- _EXERCISE OBJECTIVE_: Copy all the entries word for word, but omit the pictures.

— Begin DATA FOR PROCESSING —

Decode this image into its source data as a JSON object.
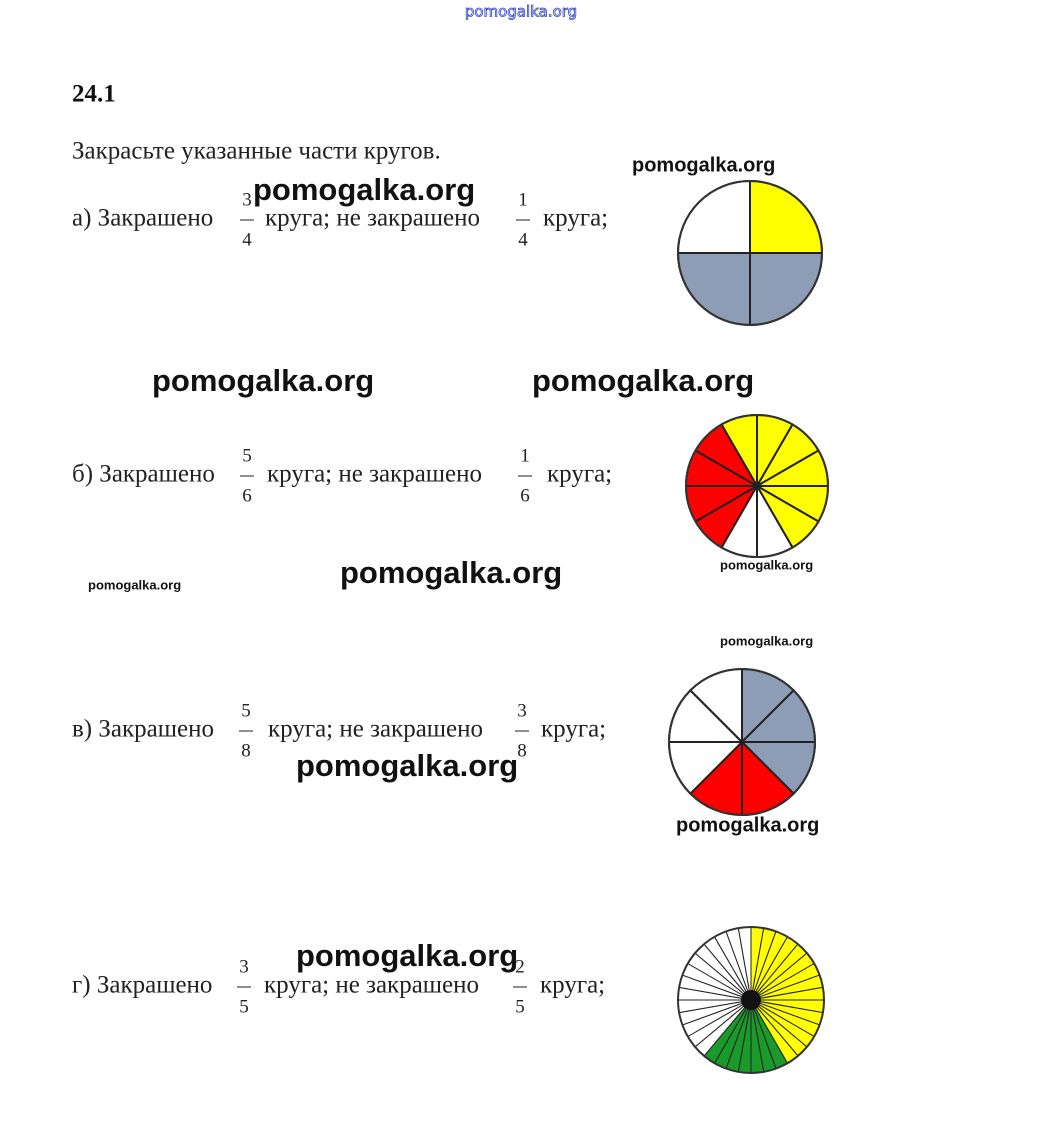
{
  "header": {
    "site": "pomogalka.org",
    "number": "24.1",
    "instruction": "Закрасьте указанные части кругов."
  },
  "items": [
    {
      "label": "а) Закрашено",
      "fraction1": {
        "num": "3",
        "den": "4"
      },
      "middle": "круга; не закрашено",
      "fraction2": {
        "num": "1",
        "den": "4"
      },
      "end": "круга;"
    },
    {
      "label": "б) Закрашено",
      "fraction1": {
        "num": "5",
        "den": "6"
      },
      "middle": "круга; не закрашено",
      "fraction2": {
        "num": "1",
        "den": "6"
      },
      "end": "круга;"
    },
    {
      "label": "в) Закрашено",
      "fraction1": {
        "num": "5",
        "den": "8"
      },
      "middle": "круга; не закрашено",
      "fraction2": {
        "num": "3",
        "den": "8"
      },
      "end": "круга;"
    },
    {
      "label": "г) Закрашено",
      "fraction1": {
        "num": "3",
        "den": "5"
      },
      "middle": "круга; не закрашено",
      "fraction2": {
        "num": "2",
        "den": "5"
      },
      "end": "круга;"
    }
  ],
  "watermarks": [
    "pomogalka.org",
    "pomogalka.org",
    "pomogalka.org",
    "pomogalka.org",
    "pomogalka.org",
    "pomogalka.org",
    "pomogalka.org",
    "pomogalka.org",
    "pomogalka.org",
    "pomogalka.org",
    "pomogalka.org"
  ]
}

— End DATA FOR PROCESSING —

- _ANSWER FOR THIS EXERCISE_:
Decode this image into its source data as a JSON object.
{
  "header": {
    "site": "pomogalka.org",
    "number": "24.1",
    "instruction": "Закрасьте указанные части кругов."
  },
  "items": [
    {
      "label": "а) Закрашено",
      "fraction1": {
        "num": "3",
        "den": "4"
      },
      "middle": "круга; не закрашено",
      "fraction2": {
        "num": "1",
        "den": "4"
      },
      "end": "круга;"
    },
    {
      "label": "б) Закрашено",
      "fraction1": {
        "num": "5",
        "den": "6"
      },
      "middle": "круга; не закрашено",
      "fraction2": {
        "num": "1",
        "den": "6"
      },
      "end": "круга;"
    },
    {
      "label": "в) Закрашено",
      "fraction1": {
        "num": "5",
        "den": "8"
      },
      "middle": "круга; не закрашено",
      "fraction2": {
        "num": "3",
        "den": "8"
      },
      "end": "круга;"
    },
    {
      "label": "г) Закрашено",
      "fraction1": {
        "num": "3",
        "den": "5"
      },
      "middle": "круга; не закрашено",
      "fraction2": {
        "num": "2",
        "den": "5"
      },
      "end": "круга;"
    }
  ],
  "watermarks": [
    "pomogalka.org",
    "pomogalka.org",
    "pomogalka.org",
    "pomogalka.org",
    "pomogalka.org",
    "pomogalka.org",
    "pomogalka.org",
    "pomogalka.org",
    "pomogalka.org",
    "pomogalka.org",
    "pomogalka.org"
  ]
}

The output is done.